» Task brief: Below is a set of records. Please retype every one exactly.

[Figure content listings]
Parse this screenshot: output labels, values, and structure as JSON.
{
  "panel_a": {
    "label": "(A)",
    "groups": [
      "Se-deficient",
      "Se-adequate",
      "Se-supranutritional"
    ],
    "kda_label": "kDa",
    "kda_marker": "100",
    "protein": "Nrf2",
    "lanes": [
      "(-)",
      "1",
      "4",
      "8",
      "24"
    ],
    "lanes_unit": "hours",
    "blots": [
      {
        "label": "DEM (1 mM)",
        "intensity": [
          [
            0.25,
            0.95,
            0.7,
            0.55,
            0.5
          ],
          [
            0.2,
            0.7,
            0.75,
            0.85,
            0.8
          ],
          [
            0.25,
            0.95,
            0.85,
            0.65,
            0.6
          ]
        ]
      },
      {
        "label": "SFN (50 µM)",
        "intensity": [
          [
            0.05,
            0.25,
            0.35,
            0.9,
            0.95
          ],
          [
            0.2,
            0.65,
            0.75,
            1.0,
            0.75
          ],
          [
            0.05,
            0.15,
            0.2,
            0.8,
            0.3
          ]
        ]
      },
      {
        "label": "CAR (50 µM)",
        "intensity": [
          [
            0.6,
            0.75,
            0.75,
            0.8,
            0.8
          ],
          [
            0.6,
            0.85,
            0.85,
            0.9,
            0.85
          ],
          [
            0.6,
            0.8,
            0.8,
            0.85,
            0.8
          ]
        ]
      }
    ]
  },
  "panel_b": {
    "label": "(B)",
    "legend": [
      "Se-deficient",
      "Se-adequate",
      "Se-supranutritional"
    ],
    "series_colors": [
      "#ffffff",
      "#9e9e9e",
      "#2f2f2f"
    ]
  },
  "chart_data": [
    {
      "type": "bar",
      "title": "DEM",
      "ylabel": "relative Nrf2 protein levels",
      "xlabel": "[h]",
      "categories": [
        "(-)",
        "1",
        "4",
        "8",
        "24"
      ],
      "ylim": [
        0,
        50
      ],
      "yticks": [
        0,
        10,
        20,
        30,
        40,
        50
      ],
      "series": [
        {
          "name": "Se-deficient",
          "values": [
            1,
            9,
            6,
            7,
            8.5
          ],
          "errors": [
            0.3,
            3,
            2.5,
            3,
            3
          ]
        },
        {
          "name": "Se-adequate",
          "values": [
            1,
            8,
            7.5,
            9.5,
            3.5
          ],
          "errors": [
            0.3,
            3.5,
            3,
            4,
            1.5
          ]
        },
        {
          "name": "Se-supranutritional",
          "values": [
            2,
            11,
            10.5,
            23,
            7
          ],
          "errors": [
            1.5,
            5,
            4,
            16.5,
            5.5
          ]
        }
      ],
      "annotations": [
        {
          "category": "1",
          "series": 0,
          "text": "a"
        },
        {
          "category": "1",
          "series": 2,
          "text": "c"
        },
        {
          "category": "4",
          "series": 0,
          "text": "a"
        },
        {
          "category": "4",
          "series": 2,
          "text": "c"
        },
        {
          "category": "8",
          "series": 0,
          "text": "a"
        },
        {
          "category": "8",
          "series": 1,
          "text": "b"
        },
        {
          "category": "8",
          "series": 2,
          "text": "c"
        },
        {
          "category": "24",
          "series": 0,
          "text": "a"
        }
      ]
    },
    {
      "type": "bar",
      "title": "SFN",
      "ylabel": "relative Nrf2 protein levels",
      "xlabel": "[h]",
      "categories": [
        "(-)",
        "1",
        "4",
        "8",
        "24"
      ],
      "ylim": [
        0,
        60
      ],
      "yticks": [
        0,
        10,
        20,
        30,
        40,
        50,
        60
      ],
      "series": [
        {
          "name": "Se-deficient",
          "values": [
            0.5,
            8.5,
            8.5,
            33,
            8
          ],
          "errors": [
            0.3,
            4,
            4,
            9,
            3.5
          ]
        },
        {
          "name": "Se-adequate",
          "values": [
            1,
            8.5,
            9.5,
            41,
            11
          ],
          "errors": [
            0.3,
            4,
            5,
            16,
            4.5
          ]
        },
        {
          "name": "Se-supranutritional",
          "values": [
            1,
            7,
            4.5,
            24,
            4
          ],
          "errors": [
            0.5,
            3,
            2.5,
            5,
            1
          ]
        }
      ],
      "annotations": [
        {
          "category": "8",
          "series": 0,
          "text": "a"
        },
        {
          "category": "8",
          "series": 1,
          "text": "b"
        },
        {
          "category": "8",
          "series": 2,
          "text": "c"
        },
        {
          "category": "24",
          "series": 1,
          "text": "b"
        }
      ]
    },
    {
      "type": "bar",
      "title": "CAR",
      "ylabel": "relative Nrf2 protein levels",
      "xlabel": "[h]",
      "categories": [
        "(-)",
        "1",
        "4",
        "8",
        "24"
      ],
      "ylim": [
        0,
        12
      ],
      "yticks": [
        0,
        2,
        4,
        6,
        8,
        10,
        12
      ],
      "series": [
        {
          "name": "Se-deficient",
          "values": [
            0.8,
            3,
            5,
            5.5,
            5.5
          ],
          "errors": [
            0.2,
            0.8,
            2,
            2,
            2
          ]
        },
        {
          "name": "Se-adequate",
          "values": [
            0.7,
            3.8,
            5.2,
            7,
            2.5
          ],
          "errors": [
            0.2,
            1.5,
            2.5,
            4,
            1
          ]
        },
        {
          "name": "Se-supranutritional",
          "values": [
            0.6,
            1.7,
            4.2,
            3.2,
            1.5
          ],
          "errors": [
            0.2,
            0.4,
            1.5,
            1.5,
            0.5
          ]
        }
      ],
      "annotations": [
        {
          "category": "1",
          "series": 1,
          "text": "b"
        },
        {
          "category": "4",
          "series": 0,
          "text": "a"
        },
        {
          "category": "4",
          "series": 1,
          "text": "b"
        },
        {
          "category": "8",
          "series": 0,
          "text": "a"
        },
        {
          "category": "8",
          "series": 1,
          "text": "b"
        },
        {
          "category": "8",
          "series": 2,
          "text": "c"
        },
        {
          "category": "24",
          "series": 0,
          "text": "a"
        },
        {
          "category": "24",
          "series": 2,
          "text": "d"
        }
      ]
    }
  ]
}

» Answer section:
Parse this screenshot: output labels, values, and structure as JSON.
{
  "panel_a": {
    "label": "(A)",
    "groups": [
      "Se-deficient",
      "Se-adequate",
      "Se-supranutritional"
    ],
    "kda_label": "kDa",
    "kda_marker": "100",
    "protein": "Nrf2",
    "lanes": [
      "(-)",
      "1",
      "4",
      "8",
      "24"
    ],
    "lanes_unit": "hours",
    "blots": [
      {
        "label": "DEM (1 mM)",
        "intensity": [
          [
            0.25,
            0.95,
            0.7,
            0.55,
            0.5
          ],
          [
            0.2,
            0.7,
            0.75,
            0.85,
            0.8
          ],
          [
            0.25,
            0.95,
            0.85,
            0.65,
            0.6
          ]
        ]
      },
      {
        "label": "SFN (50 µM)",
        "intensity": [
          [
            0.05,
            0.25,
            0.35,
            0.9,
            0.95
          ],
          [
            0.2,
            0.65,
            0.75,
            1.0,
            0.75
          ],
          [
            0.05,
            0.15,
            0.2,
            0.8,
            0.3
          ]
        ]
      },
      {
        "label": "CAR (50 µM)",
        "intensity": [
          [
            0.6,
            0.75,
            0.75,
            0.8,
            0.8
          ],
          [
            0.6,
            0.85,
            0.85,
            0.9,
            0.85
          ],
          [
            0.6,
            0.8,
            0.8,
            0.85,
            0.8
          ]
        ]
      }
    ]
  },
  "panel_b": {
    "label": "(B)",
    "legend": [
      "Se-deficient",
      "Se-adequate",
      "Se-supranutritional"
    ],
    "series_colors": [
      "#ffffff",
      "#9e9e9e",
      "#2f2f2f"
    ]
  },
  "chart_data": [
    {
      "type": "bar",
      "title": "DEM",
      "ylabel": "relative Nrf2 protein levels",
      "xlabel": "[h]",
      "categories": [
        "(-)",
        "1",
        "4",
        "8",
        "24"
      ],
      "ylim": [
        0,
        50
      ],
      "yticks": [
        0,
        10,
        20,
        30,
        40,
        50
      ],
      "series": [
        {
          "name": "Se-deficient",
          "values": [
            1,
            9,
            6,
            7,
            8.5
          ],
          "errors": [
            0.3,
            3,
            2.5,
            3,
            3
          ]
        },
        {
          "name": "Se-adequate",
          "values": [
            1,
            8,
            7.5,
            9.5,
            3.5
          ],
          "errors": [
            0.3,
            3.5,
            3,
            4,
            1.5
          ]
        },
        {
          "name": "Se-supranutritional",
          "values": [
            2,
            11,
            10.5,
            23,
            7
          ],
          "errors": [
            1.5,
            5,
            4,
            16.5,
            5.5
          ]
        }
      ],
      "annotations": [
        {
          "category": "1",
          "series": 0,
          "text": "a"
        },
        {
          "category": "1",
          "series": 2,
          "text": "c"
        },
        {
          "category": "4",
          "series": 0,
          "text": "a"
        },
        {
          "category": "4",
          "series": 2,
          "text": "c"
        },
        {
          "category": "8",
          "series": 0,
          "text": "a"
        },
        {
          "category": "8",
          "series": 1,
          "text": "b"
        },
        {
          "category": "8",
          "series": 2,
          "text": "c"
        },
        {
          "category": "24",
          "series": 0,
          "text": "a"
        }
      ]
    },
    {
      "type": "bar",
      "title": "SFN",
      "ylabel": "relative Nrf2 protein levels",
      "xlabel": "[h]",
      "categories": [
        "(-)",
        "1",
        "4",
        "8",
        "24"
      ],
      "ylim": [
        0,
        60
      ],
      "yticks": [
        0,
        10,
        20,
        30,
        40,
        50,
        60
      ],
      "series": [
        {
          "name": "Se-deficient",
          "values": [
            0.5,
            8.5,
            8.5,
            33,
            8
          ],
          "errors": [
            0.3,
            4,
            4,
            9,
            3.5
          ]
        },
        {
          "name": "Se-adequate",
          "values": [
            1,
            8.5,
            9.5,
            41,
            11
          ],
          "errors": [
            0.3,
            4,
            5,
            16,
            4.5
          ]
        },
        {
          "name": "Se-supranutritional",
          "values": [
            1,
            7,
            4.5,
            24,
            4
          ],
          "errors": [
            0.5,
            3,
            2.5,
            5,
            1
          ]
        }
      ],
      "annotations": [
        {
          "category": "8",
          "series": 0,
          "text": "a"
        },
        {
          "category": "8",
          "series": 1,
          "text": "b"
        },
        {
          "category": "8",
          "series": 2,
          "text": "c"
        },
        {
          "category": "24",
          "series": 1,
          "text": "b"
        }
      ]
    },
    {
      "type": "bar",
      "title": "CAR",
      "ylabel": "relative Nrf2 protein levels",
      "xlabel": "[h]",
      "categories": [
        "(-)",
        "1",
        "4",
        "8",
        "24"
      ],
      "ylim": [
        0,
        12
      ],
      "yticks": [
        0,
        2,
        4,
        6,
        8,
        10,
        12
      ],
      "series": [
        {
          "name": "Se-deficient",
          "values": [
            0.8,
            3,
            5,
            5.5,
            5.5
          ],
          "errors": [
            0.2,
            0.8,
            2,
            2,
            2
          ]
        },
        {
          "name": "Se-adequate",
          "values": [
            0.7,
            3.8,
            5.2,
            7,
            2.5
          ],
          "errors": [
            0.2,
            1.5,
            2.5,
            4,
            1
          ]
        },
        {
          "name": "Se-supranutritional",
          "values": [
            0.6,
            1.7,
            4.2,
            3.2,
            1.5
          ],
          "errors": [
            0.2,
            0.4,
            1.5,
            1.5,
            0.5
          ]
        }
      ],
      "annotations": [
        {
          "category": "1",
          "series": 1,
          "text": "b"
        },
        {
          "category": "4",
          "series": 0,
          "text": "a"
        },
        {
          "category": "4",
          "series": 1,
          "text": "b"
        },
        {
          "category": "8",
          "series": 0,
          "text": "a"
        },
        {
          "category": "8",
          "series": 1,
          "text": "b"
        },
        {
          "category": "8",
          "series": 2,
          "text": "c"
        },
        {
          "category": "24",
          "series": 0,
          "text": "a"
        },
        {
          "category": "24",
          "series": 2,
          "text": "d"
        }
      ]
    }
  ]
}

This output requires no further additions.